Stored entries:
________________________________________

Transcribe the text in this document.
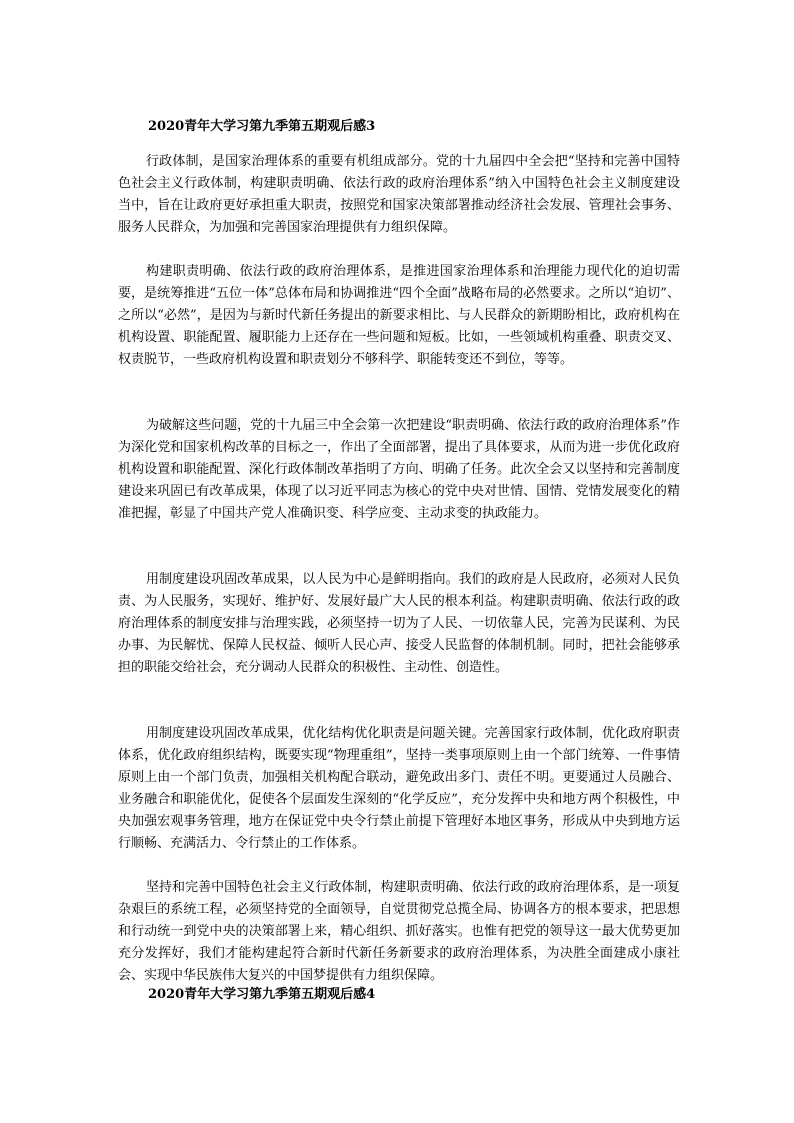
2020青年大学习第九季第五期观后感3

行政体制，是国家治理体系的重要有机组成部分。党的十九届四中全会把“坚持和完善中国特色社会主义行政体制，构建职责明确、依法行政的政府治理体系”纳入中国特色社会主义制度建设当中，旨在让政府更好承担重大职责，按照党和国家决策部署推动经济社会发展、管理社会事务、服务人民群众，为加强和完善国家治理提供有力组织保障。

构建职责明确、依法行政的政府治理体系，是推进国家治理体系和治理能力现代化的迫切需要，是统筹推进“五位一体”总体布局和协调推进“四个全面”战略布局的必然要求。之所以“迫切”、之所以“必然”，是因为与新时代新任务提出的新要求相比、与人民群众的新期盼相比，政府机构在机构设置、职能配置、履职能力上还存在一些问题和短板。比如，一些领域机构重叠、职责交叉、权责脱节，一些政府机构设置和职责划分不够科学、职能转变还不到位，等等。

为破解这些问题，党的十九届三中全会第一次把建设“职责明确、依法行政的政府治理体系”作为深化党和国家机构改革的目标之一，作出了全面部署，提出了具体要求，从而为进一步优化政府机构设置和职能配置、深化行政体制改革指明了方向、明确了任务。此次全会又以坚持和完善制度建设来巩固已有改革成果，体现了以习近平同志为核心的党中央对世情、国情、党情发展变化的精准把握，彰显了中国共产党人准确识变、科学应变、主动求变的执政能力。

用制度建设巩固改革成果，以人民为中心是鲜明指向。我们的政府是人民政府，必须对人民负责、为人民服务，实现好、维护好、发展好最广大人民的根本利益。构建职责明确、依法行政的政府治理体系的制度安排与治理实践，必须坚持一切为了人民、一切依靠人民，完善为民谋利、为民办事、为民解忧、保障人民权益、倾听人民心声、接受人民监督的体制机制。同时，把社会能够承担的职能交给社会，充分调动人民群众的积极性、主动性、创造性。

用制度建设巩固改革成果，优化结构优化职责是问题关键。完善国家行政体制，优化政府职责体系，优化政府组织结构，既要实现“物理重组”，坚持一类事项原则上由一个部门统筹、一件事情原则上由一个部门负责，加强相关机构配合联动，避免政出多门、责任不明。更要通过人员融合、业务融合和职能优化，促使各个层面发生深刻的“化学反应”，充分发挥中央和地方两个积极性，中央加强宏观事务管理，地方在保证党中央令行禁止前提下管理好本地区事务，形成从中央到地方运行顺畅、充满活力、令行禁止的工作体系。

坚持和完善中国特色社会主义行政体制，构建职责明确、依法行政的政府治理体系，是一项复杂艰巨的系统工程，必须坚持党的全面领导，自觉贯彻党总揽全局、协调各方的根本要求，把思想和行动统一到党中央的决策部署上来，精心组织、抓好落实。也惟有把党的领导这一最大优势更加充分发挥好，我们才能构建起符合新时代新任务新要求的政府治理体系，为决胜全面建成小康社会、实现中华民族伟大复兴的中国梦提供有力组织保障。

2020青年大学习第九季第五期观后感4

________________________________________

**Exercise**
From the listing above, return each line with the word "坚持和完善中国特色社会主义行政体制".

**Written response**
行政体制，是国家治理体系的重要有机组成部分。党的十九届四中全会把“坚持和完善中国特色社会主义行政体制，构建职责明确、依法行政的政府治理体系”纳入中国特色社会主义制度建设当中，旨在让政府更好承担重大职责，按照党和国家决策部署推动经济社会发展、管理社会事务、服务人民群众，为加强和完善国家治理提供有力组织保障。
坚持和完善中国特色社会主义行政体制，构建职责明确、依法行政的政府治理体系，是一项复杂艰巨的系统工程，必须坚持党的全面领导，自觉贯彻党总揽全局、协调各方的根本要求，把思想和行动统一到党中央的决策部署上来，精心组织、抓好落实。也惟有把党的领导这一最大优势更加充分发挥好，我们才能构建起符合新时代新任务新要求的政府治理体系，为决胜全面建成小康社会、实现中华民族伟大复兴的中国梦提供有力组织保障。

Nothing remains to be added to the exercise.